Copy all records verbatim.

>> Start RECORDS

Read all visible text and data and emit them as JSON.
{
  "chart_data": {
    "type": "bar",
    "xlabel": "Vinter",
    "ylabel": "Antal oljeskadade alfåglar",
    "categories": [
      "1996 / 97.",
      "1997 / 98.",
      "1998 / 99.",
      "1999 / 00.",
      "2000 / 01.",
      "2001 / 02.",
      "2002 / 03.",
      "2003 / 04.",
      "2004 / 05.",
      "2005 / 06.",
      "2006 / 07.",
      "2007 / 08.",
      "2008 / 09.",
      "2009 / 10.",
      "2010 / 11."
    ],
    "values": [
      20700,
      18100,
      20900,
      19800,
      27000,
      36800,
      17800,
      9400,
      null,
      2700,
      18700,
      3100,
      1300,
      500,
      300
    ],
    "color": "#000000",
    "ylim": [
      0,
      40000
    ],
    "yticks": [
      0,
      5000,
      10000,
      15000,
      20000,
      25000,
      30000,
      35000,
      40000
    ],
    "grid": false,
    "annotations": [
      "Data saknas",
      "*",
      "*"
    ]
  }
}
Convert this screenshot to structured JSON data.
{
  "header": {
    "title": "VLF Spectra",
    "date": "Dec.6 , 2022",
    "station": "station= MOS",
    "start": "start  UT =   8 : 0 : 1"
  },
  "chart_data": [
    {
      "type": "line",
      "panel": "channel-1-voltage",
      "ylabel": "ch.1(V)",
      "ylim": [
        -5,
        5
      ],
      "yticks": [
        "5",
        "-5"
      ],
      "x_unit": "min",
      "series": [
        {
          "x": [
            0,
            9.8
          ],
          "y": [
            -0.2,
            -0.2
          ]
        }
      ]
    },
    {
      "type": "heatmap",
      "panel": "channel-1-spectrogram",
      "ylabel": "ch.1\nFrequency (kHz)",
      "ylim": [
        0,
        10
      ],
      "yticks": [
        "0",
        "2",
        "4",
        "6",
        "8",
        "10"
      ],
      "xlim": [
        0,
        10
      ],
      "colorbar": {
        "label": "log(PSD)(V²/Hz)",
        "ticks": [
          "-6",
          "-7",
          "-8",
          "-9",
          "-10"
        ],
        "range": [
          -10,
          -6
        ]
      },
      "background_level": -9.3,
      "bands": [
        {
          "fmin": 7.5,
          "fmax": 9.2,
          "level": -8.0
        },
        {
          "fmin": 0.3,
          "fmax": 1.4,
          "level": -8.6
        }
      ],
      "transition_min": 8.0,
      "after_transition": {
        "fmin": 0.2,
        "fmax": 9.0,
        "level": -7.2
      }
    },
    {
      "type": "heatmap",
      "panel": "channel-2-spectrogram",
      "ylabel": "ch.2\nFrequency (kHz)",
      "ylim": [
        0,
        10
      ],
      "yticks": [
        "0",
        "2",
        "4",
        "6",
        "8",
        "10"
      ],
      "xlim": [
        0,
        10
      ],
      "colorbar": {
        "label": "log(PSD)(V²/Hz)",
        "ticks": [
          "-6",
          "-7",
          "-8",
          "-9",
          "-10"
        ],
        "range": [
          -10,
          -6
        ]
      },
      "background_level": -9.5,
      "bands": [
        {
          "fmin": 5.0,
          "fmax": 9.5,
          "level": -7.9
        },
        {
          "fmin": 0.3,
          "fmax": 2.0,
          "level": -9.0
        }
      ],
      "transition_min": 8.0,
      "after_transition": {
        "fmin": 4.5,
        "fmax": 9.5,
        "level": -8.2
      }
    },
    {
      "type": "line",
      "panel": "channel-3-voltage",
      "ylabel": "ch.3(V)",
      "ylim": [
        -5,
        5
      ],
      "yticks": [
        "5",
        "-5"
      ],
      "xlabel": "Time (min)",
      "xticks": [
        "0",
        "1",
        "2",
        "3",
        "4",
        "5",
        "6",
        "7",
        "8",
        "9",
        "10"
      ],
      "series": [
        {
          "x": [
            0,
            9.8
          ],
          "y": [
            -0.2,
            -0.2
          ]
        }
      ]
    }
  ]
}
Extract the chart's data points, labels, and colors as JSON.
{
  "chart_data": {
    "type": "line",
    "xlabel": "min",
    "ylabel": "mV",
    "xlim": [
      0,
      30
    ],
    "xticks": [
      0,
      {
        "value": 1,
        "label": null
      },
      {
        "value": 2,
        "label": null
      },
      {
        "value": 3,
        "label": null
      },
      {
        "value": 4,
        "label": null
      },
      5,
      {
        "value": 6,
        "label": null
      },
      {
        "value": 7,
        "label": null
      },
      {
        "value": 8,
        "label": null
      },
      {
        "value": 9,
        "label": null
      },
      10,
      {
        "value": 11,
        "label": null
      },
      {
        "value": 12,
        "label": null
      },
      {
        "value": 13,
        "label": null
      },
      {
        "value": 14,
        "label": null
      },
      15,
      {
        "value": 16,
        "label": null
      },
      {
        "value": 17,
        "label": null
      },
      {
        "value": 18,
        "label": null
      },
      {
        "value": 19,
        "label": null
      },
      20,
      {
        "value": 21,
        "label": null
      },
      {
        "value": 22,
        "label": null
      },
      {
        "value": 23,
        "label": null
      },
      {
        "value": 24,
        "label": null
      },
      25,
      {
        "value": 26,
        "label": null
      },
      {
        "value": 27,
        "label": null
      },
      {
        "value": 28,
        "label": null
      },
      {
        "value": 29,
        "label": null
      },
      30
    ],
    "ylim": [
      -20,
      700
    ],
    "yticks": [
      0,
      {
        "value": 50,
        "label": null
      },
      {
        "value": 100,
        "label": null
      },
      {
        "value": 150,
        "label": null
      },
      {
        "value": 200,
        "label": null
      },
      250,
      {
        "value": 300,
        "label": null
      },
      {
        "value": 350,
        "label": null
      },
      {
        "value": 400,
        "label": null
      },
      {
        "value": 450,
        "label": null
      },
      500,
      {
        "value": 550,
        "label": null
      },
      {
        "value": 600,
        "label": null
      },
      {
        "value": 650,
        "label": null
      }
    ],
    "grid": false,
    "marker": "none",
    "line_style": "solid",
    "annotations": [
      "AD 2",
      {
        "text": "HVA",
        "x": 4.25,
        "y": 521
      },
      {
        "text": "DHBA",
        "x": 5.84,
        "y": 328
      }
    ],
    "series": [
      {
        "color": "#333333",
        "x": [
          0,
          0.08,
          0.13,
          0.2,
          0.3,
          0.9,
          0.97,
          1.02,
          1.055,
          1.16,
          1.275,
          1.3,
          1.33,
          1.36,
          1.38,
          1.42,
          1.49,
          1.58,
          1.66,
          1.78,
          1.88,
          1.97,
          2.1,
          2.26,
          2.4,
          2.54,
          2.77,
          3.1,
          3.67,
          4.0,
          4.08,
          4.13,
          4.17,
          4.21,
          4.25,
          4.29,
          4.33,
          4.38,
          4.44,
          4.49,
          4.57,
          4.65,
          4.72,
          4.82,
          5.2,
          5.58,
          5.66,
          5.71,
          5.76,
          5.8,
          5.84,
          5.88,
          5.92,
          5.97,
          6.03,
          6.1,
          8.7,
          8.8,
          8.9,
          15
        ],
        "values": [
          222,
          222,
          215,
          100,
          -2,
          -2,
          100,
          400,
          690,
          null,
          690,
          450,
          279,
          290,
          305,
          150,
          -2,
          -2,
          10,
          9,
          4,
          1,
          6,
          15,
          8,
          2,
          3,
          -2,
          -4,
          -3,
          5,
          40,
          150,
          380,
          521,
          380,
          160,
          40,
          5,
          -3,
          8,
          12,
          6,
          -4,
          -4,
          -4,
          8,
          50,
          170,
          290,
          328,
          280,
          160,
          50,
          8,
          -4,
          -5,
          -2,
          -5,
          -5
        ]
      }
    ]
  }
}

>> End RECORDS

## RESPONSE BELOW:
Read all visible text and data and emit them as JSON.
{
  "chart_data": {
    "type": "bar",
    "xlabel": "Vinter",
    "ylabel": "Antal oljeskadade alfåglar",
    "categories": [
      "1996 / 97.",
      "1997 / 98.",
      "1998 / 99.",
      "1999 / 00.",
      "2000 / 01.",
      "2001 / 02.",
      "2002 / 03.",
      "2003 / 04.",
      "2004 / 05.",
      "2005 / 06.",
      "2006 / 07.",
      "2007 / 08.",
      "2008 / 09.",
      "2009 / 10.",
      "2010 / 11."
    ],
    "values": [
      20700,
      18100,
      20900,
      19800,
      27000,
      36800,
      17800,
      9400,
      null,
      2700,
      18700,
      3100,
      1300,
      500,
      300
    ],
    "color": "#000000",
    "ylim": [
      0,
      40000
    ],
    "yticks": [
      0,
      5000,
      10000,
      15000,
      20000,
      25000,
      30000,
      35000,
      40000
    ],
    "grid": false,
    "annotations": [
      "Data saknas",
      "*",
      "*"
    ]
  }
}
Convert this screenshot to structured JSON data.
{
  "header": {
    "title": "VLF Spectra",
    "date": "Dec.6 , 2022",
    "station": "station= MOS",
    "start": "start  UT =   8 : 0 : 1"
  },
  "chart_data": [
    {
      "type": "line",
      "panel": "channel-1-voltage",
      "ylabel": "ch.1(V)",
      "ylim": [
        -5,
        5
      ],
      "yticks": [
        "5",
        "-5"
      ],
      "x_unit": "min",
      "series": [
        {
          "x": [
            0,
            9.8
          ],
          "y": [
            -0.2,
            -0.2
          ]
        }
      ]
    },
    {
      "type": "heatmap",
      "panel": "channel-1-spectrogram",
      "ylabel": "ch.1\nFrequency (kHz)",
      "ylim": [
        0,
        10
      ],
      "yticks": [
        "0",
        "2",
        "4",
        "6",
        "8",
        "10"
      ],
      "xlim": [
        0,
        10
      ],
      "colorbar": {
        "label": "log(PSD)(V²/Hz)",
        "ticks": [
          "-6",
          "-7",
          "-8",
          "-9",
          "-10"
        ],
        "range": [
          -10,
          -6
        ]
      },
      "background_level": -9.3,
      "bands": [
        {
          "fmin": 7.5,
          "fmax": 9.2,
          "level": -8.0
        },
        {
          "fmin": 0.3,
          "fmax": 1.4,
          "level": -8.6
        }
      ],
      "transition_min": 8.0,
      "after_transition": {
        "fmin": 0.2,
        "fmax": 9.0,
        "level": -7.2
      }
    },
    {
      "type": "heatmap",
      "panel": "channel-2-spectrogram",
      "ylabel": "ch.2\nFrequency (kHz)",
      "ylim": [
        0,
        10
      ],
      "yticks": [
        "0",
        "2",
        "4",
        "6",
        "8",
        "10"
      ],
      "xlim": [
        0,
        10
      ],
      "colorbar": {
        "label": "log(PSD)(V²/Hz)",
        "ticks": [
          "-6",
          "-7",
          "-8",
          "-9",
          "-10"
        ],
        "range": [
          -10,
          -6
        ]
      },
      "background_level": -9.5,
      "bands": [
        {
          "fmin": 5.0,
          "fmax": 9.5,
          "level": -7.9
        },
        {
          "fmin": 0.3,
          "fmax": 2.0,
          "level": -9.0
        }
      ],
      "transition_min": 8.0,
      "after_transition": {
        "fmin": 4.5,
        "fmax": 9.5,
        "level": -8.2
      }
    },
    {
      "type": "line",
      "panel": "channel-3-voltage",
      "ylabel": "ch.3(V)",
      "ylim": [
        -5,
        5
      ],
      "yticks": [
        "5",
        "-5"
      ],
      "xlabel": "Time (min)",
      "xticks": [
        "0",
        "1",
        "2",
        "3",
        "4",
        "5",
        "6",
        "7",
        "8",
        "9",
        "10"
      ],
      "series": [
        {
          "x": [
            0,
            9.8
          ],
          "y": [
            -0.2,
            -0.2
          ]
        }
      ]
    }
  ]
}
Extract the chart's data points, labels, and colors as JSON.
{
  "chart_data": {
    "type": "line",
    "xlabel": "min",
    "ylabel": "mV",
    "xlim": [
      0,
      30
    ],
    "xticks": [
      0,
      {
        "value": 1,
        "label": null
      },
      {
        "value": 2,
        "label": null
      },
      {
        "value": 3,
        "label": null
      },
      {
        "value": 4,
        "label": null
      },
      5,
      {
        "value": 6,
        "label": null
      },
      {
        "value": 7,
        "label": null
      },
      {
        "value": 8,
        "label": null
      },
      {
        "value": 9,
        "label": null
      },
      10,
      {
        "value": 11,
        "label": null
      },
      {
        "value": 12,
        "label": null
      },
      {
        "value": 13,
        "label": null
      },
      {
        "value": 14,
        "label": null
      },
      15,
      {
        "value": 16,
        "label": null
      },
      {
        "value": 17,
        "label": null
      },
      {
        "value": 18,
        "label": null
      },
      {
        "value": 19,
        "label": null
      },
      20,
      {
        "value": 21,
        "label": null
      },
      {
        "value": 22,
        "label": null
      },
      {
        "value": 23,
        "label": null
      },
      {
        "value": 24,
        "label": null
      },
      25,
      {
        "value": 26,
        "label": null
      },
      {
        "value": 27,
        "label": null
      },
      {
        "value": 28,
        "label": null
      },
      {
        "value": 29,
        "label": null
      },
      30
    ],
    "ylim": [
      -20,
      700
    ],
    "yticks": [
      0,
      {
        "value": 50,
        "label": null
      },
      {
        "value": 100,
        "label": null
      },
      {
        "value": 150,
        "label": null
      },
      {
        "value": 200,
        "label": null
      },
      250,
      {
        "value": 300,
        "label": null
      },
      {
        "value": 350,
        "label": null
      },
      {
        "value": 400,
        "label": null
      },
      {
        "value": 450,
        "label": null
      },
      500,
      {
        "value": 550,
        "label": null
      },
      {
        "value": 600,
        "label": null
      },
      {
        "value": 650,
        "label": null
      }
    ],
    "grid": false,
    "marker": "none",
    "line_style": "solid",
    "annotations": [
      "AD 2",
      {
        "text": "HVA",
        "x": 4.25,
        "y": 521
      },
      {
        "text": "DHBA",
        "x": 5.84,
        "y": 328
      }
    ],
    "series": [
      {
        "color": "#333333",
        "x": [
          0,
          0.08,
          0.13,
          0.2,
          0.3,
          0.9,
          0.97,
          1.02,
          1.055,
          1.16,
          1.275,
          1.3,
          1.33,
          1.36,
          1.38,
          1.42,
          1.49,
          1.58,
          1.66,
          1.78,
          1.88,
          1.97,
          2.1,
          2.26,
          2.4,
          2.54,
          2.77,
          3.1,
          3.67,
          4.0,
          4.08,
          4.13,
          4.17,
          4.21,
          4.25,
          4.29,
          4.33,
          4.38,
          4.44,
          4.49,
          4.57,
          4.65,
          4.72,
          4.82,
          5.2,
          5.58,
          5.66,
          5.71,
          5.76,
          5.8,
          5.84,
          5.88,
          5.92,
          5.97,
          6.03,
          6.1,
          8.7,
          8.8,
          8.9,
          15
        ],
        "values": [
          222,
          222,
          215,
          100,
          -2,
          -2,
          100,
          400,
          690,
          null,
          690,
          450,
          279,
          290,
          305,
          150,
          -2,
          -2,
          10,
          9,
          4,
          1,
          6,
          15,
          8,
          2,
          3,
          -2,
          -4,
          -3,
          5,
          40,
          150,
          380,
          521,
          380,
          160,
          40,
          5,
          -3,
          8,
          12,
          6,
          -4,
          -4,
          -4,
          8,
          50,
          170,
          290,
          328,
          280,
          160,
          50,
          8,
          -4,
          -5,
          -2,
          -5,
          -5
        ]
      }
    ]
  }
}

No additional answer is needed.